[WRITTEN REQUEST] Gather all lines containing the string "marker" and copy them out.

*-*-*

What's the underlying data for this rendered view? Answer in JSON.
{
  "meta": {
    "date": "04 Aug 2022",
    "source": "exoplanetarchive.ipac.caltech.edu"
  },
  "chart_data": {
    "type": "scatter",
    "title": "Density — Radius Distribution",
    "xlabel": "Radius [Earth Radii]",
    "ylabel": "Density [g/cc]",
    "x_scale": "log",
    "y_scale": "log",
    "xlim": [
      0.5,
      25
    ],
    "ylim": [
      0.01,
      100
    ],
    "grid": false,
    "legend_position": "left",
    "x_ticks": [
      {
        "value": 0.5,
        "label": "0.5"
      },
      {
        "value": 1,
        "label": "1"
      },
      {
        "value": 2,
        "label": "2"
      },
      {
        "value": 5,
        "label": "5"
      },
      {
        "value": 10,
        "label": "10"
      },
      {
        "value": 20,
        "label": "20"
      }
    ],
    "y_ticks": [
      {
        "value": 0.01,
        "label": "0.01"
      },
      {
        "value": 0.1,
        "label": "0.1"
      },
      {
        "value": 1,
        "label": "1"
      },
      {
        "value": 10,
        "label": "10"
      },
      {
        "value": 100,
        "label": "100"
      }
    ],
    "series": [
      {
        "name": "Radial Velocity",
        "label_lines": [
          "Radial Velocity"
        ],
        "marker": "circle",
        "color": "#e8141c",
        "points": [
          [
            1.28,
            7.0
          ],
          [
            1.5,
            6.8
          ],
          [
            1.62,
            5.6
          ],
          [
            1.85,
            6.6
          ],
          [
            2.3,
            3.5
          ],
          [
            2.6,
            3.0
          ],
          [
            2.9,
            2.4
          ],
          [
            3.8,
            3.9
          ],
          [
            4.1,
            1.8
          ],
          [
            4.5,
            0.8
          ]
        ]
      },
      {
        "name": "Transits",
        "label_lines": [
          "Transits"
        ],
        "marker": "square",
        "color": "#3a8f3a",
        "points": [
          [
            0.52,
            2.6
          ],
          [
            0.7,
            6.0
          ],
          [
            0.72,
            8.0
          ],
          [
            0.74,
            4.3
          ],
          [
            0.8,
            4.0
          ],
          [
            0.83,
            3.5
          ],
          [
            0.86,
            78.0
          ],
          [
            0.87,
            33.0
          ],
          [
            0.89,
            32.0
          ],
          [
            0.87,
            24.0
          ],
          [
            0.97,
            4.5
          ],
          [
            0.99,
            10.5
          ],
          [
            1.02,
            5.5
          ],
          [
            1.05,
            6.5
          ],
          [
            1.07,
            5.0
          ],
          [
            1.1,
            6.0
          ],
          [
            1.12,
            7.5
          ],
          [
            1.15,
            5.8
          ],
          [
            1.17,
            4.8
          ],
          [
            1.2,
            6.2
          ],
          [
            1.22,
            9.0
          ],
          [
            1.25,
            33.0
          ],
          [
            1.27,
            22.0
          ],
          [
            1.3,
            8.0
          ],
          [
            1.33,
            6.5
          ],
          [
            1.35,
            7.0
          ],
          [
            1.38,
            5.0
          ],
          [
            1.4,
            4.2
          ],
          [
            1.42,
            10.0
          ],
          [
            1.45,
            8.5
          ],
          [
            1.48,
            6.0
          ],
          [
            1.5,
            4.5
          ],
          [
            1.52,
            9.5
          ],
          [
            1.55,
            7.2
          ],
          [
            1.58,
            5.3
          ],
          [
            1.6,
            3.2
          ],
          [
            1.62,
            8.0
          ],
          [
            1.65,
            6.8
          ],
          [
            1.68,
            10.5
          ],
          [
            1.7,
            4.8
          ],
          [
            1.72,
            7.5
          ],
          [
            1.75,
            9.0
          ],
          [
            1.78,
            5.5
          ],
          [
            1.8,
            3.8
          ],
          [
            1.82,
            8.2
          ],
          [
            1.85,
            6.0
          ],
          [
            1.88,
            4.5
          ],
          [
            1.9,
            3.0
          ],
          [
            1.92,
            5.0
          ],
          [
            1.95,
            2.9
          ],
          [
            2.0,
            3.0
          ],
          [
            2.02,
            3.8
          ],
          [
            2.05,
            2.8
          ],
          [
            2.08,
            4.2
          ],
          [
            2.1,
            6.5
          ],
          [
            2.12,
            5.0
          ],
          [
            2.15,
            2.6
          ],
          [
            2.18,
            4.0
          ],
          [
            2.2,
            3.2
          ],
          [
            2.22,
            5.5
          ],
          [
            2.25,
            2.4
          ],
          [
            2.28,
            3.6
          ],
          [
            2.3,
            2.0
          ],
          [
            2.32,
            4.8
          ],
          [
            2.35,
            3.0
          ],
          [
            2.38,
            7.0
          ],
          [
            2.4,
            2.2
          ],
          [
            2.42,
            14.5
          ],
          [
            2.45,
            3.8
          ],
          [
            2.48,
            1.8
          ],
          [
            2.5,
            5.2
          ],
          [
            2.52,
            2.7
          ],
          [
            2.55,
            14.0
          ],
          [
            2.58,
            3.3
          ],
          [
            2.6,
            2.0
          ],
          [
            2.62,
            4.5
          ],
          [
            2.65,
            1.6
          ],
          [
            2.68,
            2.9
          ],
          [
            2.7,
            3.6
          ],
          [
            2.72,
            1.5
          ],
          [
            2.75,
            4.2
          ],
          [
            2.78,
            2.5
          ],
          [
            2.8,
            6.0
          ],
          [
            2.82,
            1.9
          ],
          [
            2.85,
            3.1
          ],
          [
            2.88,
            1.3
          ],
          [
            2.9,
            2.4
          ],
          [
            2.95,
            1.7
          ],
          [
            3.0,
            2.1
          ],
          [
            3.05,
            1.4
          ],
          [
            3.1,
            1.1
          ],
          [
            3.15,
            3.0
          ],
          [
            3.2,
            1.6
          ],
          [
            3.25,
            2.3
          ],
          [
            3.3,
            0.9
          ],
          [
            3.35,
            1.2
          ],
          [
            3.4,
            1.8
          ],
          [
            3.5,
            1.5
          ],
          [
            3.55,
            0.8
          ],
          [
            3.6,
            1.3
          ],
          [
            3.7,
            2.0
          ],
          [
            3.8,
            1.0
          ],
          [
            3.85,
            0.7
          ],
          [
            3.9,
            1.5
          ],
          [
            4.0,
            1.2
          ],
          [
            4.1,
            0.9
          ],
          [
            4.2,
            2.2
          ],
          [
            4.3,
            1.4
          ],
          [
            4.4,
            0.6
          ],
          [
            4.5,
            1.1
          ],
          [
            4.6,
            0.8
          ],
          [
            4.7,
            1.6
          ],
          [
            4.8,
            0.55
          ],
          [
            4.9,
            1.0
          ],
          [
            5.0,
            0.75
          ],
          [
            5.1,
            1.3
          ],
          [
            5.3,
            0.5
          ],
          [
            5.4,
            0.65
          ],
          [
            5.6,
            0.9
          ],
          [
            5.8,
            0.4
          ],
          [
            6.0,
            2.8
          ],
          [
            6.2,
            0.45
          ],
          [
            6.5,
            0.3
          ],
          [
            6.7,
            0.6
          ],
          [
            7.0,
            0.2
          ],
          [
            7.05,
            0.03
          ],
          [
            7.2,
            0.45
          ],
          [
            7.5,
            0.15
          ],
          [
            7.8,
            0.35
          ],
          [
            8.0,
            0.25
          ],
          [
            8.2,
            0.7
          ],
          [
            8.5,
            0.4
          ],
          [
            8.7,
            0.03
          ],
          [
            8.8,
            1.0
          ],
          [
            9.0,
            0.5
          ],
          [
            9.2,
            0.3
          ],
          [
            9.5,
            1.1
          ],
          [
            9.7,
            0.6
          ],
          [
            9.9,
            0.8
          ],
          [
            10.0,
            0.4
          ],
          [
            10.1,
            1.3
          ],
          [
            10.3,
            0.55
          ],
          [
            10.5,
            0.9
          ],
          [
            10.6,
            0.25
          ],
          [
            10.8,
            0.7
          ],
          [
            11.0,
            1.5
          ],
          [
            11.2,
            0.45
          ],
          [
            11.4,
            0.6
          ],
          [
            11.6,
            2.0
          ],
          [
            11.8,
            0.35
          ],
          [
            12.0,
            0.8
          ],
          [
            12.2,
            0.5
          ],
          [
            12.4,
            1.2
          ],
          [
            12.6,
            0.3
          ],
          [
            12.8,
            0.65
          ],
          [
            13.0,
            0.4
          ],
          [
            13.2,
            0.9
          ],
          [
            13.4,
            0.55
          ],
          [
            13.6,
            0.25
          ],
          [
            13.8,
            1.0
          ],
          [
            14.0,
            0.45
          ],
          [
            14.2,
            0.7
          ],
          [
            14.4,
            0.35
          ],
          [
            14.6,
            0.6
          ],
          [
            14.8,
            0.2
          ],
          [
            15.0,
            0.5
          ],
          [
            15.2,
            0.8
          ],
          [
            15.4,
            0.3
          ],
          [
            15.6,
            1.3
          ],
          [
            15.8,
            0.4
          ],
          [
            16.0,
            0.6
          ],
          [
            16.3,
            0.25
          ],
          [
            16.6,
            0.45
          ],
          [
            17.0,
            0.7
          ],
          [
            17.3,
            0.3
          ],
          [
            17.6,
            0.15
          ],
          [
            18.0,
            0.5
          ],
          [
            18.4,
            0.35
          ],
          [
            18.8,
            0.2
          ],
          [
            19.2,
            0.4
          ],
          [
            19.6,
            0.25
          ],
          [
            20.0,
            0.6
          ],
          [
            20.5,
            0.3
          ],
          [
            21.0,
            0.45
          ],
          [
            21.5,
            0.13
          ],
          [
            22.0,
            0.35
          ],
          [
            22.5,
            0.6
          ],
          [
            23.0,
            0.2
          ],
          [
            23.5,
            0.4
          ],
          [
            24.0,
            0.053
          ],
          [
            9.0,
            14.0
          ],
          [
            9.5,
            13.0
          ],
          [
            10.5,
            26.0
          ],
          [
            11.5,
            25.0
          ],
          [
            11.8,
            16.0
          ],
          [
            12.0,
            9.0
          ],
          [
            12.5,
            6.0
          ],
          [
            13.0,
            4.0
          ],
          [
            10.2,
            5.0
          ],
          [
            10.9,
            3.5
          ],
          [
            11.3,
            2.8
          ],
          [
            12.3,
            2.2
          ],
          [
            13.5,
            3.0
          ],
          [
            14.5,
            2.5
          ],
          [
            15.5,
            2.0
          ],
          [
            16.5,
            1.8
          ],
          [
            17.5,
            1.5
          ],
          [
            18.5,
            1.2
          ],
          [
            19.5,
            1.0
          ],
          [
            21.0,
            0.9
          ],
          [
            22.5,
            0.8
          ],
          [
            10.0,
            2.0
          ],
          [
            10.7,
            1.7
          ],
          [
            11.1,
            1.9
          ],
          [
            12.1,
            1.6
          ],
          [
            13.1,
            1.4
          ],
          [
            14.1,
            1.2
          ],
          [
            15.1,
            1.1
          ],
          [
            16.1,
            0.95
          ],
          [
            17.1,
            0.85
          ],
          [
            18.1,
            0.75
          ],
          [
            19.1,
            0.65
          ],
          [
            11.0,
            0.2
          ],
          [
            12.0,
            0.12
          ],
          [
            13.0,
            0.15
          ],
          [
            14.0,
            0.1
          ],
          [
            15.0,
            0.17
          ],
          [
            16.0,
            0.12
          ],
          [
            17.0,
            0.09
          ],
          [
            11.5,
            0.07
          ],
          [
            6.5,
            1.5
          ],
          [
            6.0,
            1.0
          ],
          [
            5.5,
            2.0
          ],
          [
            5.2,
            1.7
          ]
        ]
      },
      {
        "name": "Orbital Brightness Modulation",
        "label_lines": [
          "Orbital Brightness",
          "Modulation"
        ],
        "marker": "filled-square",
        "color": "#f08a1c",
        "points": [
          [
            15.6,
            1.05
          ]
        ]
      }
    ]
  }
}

*-*-*

[COMPLETE ANSWER]
        "marker": "circle",
        "marker": "square",
        "marker": "filled-square",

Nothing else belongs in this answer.